───── Material for the task

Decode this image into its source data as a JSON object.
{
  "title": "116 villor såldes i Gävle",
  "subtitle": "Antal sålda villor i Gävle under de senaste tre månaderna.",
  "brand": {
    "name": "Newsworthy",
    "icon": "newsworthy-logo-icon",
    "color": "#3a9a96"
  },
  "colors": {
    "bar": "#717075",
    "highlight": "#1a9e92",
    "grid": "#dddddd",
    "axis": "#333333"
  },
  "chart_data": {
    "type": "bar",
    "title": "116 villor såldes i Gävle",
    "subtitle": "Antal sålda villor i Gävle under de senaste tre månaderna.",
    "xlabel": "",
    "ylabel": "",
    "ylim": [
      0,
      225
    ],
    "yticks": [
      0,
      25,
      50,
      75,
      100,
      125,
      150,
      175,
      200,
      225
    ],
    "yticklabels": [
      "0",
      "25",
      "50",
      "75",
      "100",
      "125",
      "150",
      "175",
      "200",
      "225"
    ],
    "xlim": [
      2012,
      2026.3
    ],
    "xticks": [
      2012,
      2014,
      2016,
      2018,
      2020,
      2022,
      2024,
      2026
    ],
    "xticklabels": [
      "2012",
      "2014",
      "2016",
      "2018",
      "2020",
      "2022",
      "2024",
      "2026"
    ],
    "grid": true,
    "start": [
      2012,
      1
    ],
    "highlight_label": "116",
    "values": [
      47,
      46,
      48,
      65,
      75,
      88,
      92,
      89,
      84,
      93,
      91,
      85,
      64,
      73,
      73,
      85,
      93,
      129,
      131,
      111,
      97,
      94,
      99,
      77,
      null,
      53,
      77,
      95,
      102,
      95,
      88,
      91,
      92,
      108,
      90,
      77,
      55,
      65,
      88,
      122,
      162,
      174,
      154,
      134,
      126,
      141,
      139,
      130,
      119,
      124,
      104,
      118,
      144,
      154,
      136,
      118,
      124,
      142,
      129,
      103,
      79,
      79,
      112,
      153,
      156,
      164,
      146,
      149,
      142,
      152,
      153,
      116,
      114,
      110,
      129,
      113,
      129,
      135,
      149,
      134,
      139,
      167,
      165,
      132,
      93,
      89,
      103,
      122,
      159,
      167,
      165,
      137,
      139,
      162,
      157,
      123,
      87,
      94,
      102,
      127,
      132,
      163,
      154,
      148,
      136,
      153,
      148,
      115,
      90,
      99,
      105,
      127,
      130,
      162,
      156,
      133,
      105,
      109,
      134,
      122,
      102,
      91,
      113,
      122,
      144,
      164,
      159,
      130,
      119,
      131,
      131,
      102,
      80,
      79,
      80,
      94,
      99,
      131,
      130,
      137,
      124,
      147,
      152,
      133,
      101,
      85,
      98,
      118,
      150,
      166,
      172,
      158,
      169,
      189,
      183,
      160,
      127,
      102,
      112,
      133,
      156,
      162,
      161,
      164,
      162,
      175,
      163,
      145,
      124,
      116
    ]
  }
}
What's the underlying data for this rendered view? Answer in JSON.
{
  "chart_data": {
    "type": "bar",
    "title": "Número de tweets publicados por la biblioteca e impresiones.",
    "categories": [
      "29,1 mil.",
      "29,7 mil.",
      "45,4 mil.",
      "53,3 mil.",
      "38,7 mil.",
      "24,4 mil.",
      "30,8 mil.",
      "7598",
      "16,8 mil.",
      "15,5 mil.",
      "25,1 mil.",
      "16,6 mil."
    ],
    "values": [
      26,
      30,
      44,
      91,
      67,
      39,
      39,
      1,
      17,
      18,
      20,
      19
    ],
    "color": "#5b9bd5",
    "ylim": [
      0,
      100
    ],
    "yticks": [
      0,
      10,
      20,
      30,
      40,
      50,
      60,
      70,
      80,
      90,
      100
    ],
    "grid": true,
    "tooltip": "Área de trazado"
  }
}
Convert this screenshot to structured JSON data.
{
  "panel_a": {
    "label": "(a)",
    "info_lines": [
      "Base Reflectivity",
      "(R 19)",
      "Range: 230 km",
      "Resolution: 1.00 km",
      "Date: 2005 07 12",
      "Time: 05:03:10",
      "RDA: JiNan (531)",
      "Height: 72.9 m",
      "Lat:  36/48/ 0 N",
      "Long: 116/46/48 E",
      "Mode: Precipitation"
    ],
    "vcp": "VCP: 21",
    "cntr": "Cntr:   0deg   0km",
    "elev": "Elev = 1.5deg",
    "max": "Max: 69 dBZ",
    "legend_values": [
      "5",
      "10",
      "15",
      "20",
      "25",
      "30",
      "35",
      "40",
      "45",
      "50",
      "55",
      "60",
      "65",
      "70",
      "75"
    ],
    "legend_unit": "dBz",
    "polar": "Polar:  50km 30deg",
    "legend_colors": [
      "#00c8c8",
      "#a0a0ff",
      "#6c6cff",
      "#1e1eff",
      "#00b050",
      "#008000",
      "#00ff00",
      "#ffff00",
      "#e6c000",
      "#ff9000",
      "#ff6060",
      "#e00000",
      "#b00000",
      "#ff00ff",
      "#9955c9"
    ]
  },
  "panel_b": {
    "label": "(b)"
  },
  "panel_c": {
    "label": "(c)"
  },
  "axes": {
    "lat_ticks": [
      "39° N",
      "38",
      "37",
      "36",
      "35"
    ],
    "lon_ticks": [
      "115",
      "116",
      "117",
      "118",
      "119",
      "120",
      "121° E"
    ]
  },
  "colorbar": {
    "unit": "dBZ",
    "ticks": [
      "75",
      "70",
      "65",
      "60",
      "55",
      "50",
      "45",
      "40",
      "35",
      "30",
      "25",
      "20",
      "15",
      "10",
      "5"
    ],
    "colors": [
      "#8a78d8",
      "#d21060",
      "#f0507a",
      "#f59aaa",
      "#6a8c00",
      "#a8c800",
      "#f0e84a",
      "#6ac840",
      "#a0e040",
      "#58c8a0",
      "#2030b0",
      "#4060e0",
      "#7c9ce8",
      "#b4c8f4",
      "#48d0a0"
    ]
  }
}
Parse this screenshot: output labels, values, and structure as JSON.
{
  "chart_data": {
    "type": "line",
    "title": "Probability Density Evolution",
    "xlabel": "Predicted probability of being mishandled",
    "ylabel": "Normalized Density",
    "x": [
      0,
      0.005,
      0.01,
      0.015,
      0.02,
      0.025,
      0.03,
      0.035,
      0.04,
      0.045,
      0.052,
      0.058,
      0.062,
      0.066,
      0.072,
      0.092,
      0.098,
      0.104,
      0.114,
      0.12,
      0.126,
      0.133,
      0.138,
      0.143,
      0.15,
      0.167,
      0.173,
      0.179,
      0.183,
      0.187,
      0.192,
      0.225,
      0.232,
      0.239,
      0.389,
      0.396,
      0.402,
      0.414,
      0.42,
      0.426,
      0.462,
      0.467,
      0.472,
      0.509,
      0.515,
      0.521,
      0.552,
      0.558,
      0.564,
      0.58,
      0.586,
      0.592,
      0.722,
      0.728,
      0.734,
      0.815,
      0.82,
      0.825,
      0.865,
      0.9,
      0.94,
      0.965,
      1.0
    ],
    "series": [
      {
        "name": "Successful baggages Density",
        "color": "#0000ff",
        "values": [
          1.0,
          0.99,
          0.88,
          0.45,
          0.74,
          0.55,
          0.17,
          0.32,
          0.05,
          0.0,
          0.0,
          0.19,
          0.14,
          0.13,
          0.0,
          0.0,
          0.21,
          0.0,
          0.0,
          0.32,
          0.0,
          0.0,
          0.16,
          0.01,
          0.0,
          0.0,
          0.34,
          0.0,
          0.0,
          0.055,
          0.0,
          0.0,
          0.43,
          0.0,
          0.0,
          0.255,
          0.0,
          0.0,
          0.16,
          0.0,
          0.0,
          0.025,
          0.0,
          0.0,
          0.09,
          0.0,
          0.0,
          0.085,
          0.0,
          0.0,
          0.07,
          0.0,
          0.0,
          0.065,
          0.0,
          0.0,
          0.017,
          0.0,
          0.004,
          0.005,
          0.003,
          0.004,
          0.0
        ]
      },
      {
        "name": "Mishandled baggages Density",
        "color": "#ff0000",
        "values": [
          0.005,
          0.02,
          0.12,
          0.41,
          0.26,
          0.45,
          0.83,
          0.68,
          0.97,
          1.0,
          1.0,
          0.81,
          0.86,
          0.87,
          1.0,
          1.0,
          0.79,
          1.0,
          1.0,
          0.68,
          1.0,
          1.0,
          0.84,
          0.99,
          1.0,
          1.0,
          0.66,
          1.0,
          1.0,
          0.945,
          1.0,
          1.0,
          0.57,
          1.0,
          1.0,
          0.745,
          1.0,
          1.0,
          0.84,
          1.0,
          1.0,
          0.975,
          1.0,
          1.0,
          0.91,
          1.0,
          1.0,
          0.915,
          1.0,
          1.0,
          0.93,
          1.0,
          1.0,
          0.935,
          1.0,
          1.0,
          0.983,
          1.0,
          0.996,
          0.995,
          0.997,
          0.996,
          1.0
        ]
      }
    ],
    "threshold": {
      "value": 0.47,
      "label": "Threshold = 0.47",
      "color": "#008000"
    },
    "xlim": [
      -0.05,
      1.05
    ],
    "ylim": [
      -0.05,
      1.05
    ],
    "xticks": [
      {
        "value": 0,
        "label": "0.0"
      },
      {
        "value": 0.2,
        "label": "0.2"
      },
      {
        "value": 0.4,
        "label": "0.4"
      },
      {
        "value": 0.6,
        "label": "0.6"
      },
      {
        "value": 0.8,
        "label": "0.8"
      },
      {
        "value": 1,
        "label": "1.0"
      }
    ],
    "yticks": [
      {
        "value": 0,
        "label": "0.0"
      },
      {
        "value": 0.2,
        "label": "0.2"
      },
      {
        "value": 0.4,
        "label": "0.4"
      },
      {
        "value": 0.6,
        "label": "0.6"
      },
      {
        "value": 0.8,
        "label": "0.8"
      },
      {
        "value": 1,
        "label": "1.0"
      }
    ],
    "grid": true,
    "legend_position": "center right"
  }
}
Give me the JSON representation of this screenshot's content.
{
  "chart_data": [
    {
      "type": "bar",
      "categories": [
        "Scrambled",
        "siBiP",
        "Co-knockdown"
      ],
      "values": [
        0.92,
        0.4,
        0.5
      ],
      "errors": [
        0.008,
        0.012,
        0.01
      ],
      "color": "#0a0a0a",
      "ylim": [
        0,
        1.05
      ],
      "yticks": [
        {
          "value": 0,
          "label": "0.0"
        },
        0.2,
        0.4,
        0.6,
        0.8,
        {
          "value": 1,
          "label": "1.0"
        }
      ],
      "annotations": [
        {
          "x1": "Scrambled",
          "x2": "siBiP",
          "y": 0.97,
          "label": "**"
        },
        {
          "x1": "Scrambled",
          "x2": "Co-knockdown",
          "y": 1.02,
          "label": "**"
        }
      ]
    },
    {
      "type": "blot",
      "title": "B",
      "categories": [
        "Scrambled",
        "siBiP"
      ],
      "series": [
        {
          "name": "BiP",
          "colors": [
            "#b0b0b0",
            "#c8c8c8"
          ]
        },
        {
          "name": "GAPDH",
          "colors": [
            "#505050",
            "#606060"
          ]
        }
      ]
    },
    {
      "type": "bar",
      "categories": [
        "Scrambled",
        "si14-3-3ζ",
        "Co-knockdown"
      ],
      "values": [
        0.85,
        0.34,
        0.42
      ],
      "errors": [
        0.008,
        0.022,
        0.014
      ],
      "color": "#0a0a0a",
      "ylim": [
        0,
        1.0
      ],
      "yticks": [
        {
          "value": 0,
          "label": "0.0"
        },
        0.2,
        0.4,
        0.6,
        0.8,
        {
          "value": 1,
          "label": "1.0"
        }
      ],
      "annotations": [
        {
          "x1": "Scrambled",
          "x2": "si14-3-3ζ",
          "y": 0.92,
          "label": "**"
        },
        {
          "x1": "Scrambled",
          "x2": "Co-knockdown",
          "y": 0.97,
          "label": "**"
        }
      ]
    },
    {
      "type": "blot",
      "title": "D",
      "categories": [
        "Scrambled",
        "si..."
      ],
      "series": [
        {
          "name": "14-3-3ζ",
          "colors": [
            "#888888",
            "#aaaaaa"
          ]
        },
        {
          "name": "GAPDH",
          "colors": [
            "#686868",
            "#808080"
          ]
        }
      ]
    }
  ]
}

──────────

What is asked: Find every line in the records above that contains the word "this", and copy each one.

Exercise answer:
Decode this image into its source data as a JSON object.
What's the underlying data for this rendered view? Answer in JSON.
Convert this screenshot to structured JSON data.
Parse this screenshot: output labels, values, and structure as JSON.
Give me the JSON representation of this screenshot's content.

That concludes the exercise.